TEXT EXCERPT:
################

In 1981, fellow amateur Rob Adams talked me into traveling to Crater Lake National Park with him. It seems that he had read a newspaper story that said that a telescope of 24 inches aperture would be set up. I was sure that this was a misprint. I was quite skeptical while he drove his van for hours. Maybe they meant a 24 inch long telescope. Rounding the final bend after climbing through spectacular mountain vistas brought us to the visitors center. There it was - a giant 24 inch 13 foot long telescope! My astonishment was supreme. We listened to a white haired charismatic gentleman in the evening dynamically present the universe with a slide show and argue for steady state creation. Around midnight the public lines at the 18 inch and 24 inch telescopes dwindled. John Dobson was most gracious in allowing us total strangers to continue observing with the 24 inch. He had but one rule for us: point the telescope away from the rising Sun when we finished. I couldn't believe my eyes: stars where the tiniest pinpoints imaginable and there was no shakiness in the image. We observed until the rising Sun cut us off. All I could talk about on the way home was building a 24 inch scope. Rob Adams threatened numerous times to stop and throw me out of the van if I didn't quit talking! We convinced John to stop in Eugene afterwards to show off his 24 inch telescope. The scope rode on a trailer requiring a license plate. And his son was sleeping inside the 24 inch tube in the RV. His telescopes were very primitive - no drives, no bearings, no fine handcrafting, no complexity and no mirrors. The mirrors are kept in carrying cases and are slipped into the scope base on a piece of cardboard and held in place by gravity and a sling.

################

RECORDS SUPPLIED:
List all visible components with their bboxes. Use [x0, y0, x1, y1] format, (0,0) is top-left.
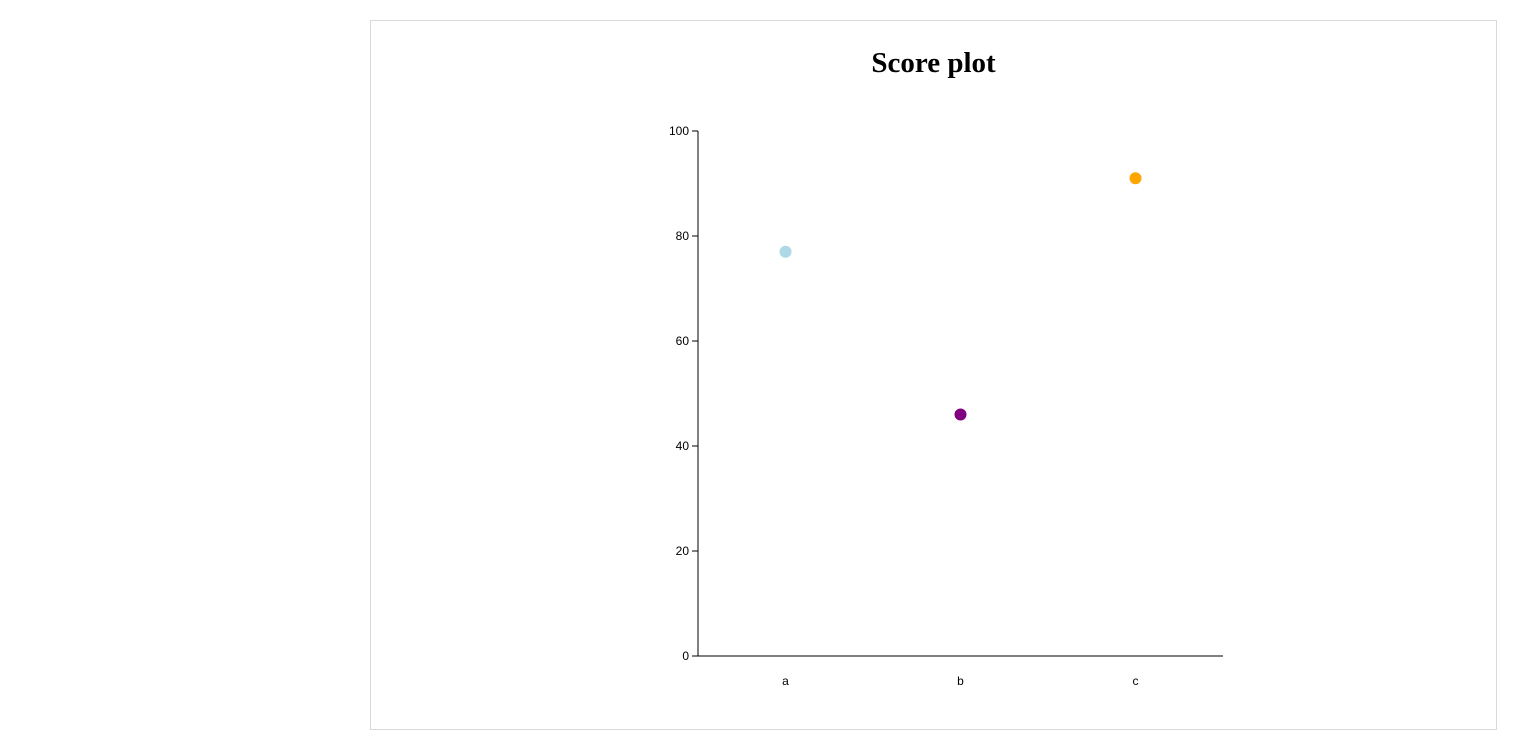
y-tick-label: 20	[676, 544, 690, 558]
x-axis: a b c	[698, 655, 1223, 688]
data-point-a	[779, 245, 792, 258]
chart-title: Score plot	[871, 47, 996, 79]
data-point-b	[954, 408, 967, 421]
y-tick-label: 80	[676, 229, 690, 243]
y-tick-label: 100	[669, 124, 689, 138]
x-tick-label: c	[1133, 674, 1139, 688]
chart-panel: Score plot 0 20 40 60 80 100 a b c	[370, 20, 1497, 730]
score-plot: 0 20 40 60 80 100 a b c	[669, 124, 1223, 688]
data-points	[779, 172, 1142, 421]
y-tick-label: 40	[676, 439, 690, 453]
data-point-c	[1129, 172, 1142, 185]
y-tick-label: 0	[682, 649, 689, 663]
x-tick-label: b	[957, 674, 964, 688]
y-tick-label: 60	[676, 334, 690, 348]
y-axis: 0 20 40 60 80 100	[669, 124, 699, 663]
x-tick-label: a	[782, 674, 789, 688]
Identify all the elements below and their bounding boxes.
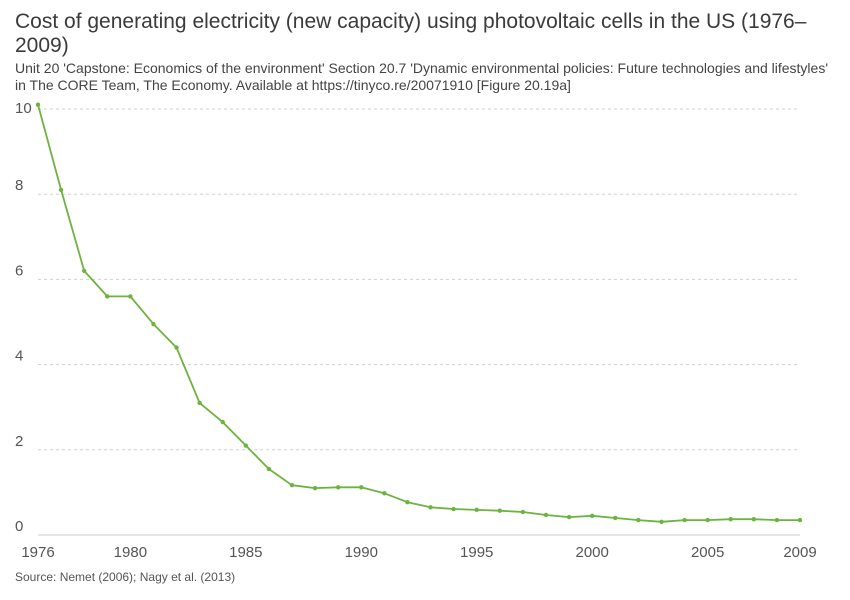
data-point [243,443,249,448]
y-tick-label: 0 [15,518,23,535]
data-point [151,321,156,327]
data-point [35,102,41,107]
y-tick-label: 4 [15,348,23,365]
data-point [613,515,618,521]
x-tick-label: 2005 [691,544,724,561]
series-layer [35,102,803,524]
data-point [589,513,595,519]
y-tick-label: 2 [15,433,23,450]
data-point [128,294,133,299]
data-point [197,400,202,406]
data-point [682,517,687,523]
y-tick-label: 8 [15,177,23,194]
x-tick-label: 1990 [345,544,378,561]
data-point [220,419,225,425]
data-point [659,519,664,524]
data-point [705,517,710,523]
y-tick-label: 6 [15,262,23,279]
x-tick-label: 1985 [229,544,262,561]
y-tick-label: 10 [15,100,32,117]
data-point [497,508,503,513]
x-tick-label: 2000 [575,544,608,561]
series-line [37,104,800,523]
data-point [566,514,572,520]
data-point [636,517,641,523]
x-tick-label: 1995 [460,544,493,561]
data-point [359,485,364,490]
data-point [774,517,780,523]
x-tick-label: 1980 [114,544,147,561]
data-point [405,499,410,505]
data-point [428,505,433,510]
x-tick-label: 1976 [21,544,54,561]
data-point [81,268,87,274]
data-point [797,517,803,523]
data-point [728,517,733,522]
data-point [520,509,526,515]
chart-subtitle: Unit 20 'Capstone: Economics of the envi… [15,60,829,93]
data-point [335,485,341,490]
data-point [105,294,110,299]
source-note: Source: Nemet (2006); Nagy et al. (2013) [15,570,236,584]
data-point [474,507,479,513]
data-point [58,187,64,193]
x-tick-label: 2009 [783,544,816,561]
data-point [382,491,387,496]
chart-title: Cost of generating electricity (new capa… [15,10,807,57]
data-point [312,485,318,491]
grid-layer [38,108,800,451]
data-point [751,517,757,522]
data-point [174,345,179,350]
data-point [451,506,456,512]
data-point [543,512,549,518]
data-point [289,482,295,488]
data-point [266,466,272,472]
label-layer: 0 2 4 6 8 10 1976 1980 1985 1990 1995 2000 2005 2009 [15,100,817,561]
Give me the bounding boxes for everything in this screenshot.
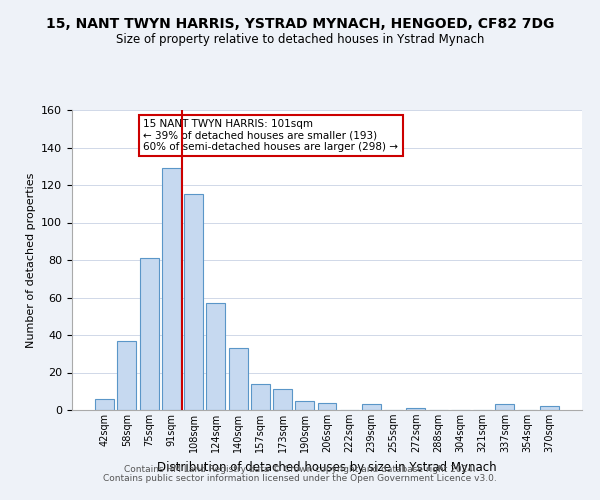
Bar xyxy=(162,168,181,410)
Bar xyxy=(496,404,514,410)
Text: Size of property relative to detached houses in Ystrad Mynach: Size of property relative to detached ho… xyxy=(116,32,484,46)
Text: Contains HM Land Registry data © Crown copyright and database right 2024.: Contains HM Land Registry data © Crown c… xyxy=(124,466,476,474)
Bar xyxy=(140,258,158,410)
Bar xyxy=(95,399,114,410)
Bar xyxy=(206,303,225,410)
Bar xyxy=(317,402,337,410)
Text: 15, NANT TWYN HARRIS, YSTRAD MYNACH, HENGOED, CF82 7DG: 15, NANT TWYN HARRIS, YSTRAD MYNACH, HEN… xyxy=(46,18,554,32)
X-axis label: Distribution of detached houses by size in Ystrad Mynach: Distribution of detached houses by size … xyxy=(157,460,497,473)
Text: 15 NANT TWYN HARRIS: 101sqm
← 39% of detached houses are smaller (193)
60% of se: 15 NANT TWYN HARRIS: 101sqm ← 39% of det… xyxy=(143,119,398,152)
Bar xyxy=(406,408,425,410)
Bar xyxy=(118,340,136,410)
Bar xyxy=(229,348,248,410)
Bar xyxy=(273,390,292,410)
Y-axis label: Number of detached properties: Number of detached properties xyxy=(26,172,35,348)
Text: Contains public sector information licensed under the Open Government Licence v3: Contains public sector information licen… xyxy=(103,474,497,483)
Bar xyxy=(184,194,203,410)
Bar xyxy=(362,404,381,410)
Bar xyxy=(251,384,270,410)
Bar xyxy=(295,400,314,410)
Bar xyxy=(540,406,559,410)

################

LIST OF TASKS:
**A.** Condense the paragraph of the Crater Lake telescope account that begins "In 1981, fellow amateur Rob Adams" into a shorter version that keeps its main facts.
**B.** Extend the Crater Lake telescope account by continuing the narrative from its final sentence.

FINAL RESULTS:
**A.** In 1981, fellow amateur Rob Adams persuaded me to go with him to Crater Lake National Park after reading a newspaper story that a 24-inch telescope would be set up there. I thought it was a misprint and stayed skeptical during the long drive in his van. At the visitors center, though, stood a 24-inch, 13-foot-long telescope. That evening a white-haired, charismatic man gave a slide show about the universe and argued for steady state creation. Around midnight, once the public lines at the 18-inch and 24-inch telescopes had dwindled, John Dobson let us keep observing with the 24-inch. His one rule was to point it away from the rising Sun when we finished. The stars were the tiniest pinpoints, with no shakiness in the image, and we observed until sunrise. On the way home I talked so much about building a 24-inch scope that Rob threatened to throw me out of the van. We persuaded John to stop in Eugene to show off the telescope. It rode on a trailer that needed a license plate, and his son slept inside its tube in the RV. His telescopes were very primitive, with no drives, no bearings, no fine handcrafting and no complexity. The mirrors were kept in carrying cases, slipped into the base on a piece of cardboard and held in place by gravity and a sling.

**B.**
Within a very short time, I had a 24 inch blank ordered from United Lens and was corresponding with Bob Kestner (protege of John Dobson, later the lead optician for the COBE optical fix for the Hubble Space Telescope) on grinding large thin mirrors. Years later I joined John Dobson in Seattle Washington to debug John Casino's 36 inch telescope. John has always been most gracious towards me. He attended major star parties and conducted mirror making classes in Oregon for many years. Years later I had an equal epiphany after climbing the 16 foot ladder to the eyepiece of Steve Swayze's 40 inch. Once again, in an aperture I thought impossible, stars were tiny pinpoints with steady seeing. The great lesson here is that we often prejudge telescopes that run counter to the received wisdom of the day.

Here's Dobson's 24 inch at Crater Lake in 1981 and John showing Rob Adams how to lock down the telescope. Next, here I am with my Dobson inspired 24 inch a few years later in a Springfield News article on Halley's Comet. Finally, Swayze's 40 inch with 12 inch finder scope at the 1994 Oregon Star Party..
       

Draco I

The scope traveled in a trailer, completely assembled. The first iteration proved sensitive to wind. I often observed on the pass, where it was windy, even gusty as a rule. The second iteration made the upper end impervious to wind. I found that using a 6 inch as a finder scope facilitated star hopping, as the field of view in the 24 inch was rather tight. I used the 24 for many years, observing galaxy clusters and other faintest possible objects that I could find in observing manuals and articles.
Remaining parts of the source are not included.